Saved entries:
================
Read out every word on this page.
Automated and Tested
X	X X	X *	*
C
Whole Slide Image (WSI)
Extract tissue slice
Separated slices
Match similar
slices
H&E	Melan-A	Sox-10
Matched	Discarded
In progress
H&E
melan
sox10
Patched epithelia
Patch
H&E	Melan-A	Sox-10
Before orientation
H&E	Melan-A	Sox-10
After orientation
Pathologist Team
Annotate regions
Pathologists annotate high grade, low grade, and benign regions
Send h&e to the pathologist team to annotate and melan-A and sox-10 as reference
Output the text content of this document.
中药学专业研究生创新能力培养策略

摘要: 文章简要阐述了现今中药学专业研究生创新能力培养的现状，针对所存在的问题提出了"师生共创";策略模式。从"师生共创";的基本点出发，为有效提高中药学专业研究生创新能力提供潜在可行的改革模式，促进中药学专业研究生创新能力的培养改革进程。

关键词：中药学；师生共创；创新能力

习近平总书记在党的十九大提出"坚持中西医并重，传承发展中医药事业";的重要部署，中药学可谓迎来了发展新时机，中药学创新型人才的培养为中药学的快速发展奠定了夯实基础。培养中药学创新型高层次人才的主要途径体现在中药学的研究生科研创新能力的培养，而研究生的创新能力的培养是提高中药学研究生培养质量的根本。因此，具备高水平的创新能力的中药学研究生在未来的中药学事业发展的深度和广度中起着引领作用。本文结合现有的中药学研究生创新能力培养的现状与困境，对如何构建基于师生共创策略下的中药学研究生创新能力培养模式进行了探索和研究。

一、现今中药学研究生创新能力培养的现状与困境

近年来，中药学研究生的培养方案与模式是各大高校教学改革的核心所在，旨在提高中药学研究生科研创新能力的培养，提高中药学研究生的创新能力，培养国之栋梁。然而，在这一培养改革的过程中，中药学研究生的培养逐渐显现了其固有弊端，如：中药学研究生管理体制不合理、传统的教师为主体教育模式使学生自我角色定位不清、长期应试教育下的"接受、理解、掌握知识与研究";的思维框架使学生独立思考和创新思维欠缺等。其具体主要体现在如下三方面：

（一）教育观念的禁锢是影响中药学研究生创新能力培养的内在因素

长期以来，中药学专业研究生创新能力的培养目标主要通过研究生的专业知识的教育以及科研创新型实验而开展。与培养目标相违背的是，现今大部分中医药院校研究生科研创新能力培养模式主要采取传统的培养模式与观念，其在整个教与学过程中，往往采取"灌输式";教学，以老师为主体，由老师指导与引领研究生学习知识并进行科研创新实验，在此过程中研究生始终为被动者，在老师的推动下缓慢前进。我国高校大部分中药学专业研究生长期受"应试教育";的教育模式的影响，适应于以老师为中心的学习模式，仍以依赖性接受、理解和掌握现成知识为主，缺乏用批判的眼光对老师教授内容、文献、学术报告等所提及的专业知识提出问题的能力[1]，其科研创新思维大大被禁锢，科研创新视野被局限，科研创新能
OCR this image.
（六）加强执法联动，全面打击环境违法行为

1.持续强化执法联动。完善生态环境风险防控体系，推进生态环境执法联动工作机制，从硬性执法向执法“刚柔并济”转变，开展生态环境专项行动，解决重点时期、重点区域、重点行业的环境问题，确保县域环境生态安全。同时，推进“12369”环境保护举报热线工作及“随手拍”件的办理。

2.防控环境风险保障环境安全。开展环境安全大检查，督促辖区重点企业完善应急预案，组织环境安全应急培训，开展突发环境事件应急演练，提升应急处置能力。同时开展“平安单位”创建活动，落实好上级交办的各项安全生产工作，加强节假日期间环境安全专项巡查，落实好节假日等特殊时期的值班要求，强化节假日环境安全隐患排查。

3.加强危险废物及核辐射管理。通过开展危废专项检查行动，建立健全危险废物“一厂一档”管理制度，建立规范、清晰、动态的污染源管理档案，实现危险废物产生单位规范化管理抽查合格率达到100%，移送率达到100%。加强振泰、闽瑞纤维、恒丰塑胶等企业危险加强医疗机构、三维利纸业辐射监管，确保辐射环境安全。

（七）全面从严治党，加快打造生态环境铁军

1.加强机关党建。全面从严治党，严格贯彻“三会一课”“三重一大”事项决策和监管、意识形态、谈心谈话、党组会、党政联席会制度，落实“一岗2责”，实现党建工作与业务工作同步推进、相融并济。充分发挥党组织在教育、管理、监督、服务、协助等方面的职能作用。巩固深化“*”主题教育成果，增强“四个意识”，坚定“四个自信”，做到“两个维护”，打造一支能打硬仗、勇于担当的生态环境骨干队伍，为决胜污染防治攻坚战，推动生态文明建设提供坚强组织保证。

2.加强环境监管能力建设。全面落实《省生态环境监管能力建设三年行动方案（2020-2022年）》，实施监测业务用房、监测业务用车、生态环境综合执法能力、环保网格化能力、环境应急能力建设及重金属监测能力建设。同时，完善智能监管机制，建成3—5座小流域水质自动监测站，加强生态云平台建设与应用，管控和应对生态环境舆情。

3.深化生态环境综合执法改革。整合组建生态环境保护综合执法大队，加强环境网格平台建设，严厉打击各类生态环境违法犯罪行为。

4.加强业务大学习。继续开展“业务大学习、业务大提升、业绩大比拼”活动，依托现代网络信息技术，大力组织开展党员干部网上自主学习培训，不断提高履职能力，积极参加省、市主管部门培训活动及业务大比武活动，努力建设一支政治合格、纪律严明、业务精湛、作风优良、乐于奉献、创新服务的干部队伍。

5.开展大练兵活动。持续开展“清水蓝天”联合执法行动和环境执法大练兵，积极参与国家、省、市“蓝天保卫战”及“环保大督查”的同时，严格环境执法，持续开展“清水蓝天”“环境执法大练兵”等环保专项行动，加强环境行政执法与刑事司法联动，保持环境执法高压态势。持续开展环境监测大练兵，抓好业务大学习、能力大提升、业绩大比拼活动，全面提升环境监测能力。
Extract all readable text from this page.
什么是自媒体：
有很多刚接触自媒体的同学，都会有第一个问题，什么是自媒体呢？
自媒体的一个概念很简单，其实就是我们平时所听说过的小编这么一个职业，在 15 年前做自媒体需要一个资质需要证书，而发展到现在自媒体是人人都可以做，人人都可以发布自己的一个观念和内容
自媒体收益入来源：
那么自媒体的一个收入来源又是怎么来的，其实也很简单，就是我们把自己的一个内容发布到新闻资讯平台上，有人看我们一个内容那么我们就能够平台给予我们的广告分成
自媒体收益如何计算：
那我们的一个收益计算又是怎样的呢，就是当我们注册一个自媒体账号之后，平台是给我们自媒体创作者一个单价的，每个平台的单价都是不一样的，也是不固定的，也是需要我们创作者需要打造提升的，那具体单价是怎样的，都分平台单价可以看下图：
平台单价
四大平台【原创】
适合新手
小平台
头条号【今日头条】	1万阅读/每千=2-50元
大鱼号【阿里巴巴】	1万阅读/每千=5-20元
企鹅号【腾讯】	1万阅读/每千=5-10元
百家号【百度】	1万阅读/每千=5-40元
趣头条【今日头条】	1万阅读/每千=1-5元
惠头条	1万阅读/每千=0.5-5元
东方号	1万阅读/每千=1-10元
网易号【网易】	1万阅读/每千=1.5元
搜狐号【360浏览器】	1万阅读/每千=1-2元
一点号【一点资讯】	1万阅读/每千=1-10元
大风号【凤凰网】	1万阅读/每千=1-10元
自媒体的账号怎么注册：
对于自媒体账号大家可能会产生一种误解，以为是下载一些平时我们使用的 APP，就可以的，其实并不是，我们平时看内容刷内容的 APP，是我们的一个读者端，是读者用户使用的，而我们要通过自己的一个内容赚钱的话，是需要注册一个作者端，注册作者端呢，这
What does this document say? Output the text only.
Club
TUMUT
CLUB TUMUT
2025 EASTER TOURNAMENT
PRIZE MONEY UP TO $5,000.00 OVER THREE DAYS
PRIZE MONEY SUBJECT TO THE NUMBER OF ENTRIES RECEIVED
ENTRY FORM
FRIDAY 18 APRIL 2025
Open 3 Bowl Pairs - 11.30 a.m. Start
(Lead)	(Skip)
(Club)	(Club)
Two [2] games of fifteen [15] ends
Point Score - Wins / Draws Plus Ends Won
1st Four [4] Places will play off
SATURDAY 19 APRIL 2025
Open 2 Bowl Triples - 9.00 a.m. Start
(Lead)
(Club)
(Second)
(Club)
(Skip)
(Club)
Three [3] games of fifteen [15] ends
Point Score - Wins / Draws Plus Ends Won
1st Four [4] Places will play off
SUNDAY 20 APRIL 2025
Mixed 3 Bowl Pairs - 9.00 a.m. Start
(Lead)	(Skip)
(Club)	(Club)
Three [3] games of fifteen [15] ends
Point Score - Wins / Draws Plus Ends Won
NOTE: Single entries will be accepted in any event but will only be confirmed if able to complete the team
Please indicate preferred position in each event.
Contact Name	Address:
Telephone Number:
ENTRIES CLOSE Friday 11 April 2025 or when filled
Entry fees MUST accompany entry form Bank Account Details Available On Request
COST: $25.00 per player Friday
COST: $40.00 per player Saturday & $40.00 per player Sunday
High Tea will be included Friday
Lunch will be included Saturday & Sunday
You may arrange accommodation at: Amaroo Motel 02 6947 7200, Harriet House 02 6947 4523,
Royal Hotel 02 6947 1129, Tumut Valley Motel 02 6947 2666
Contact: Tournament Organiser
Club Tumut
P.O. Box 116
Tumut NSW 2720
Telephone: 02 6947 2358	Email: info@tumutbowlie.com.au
================
**Task to carry out:** Leave out every line without the string "Output" and copy the rest.

**Full answer:**
Output the text content of this document.
What does this document say? Output the text only.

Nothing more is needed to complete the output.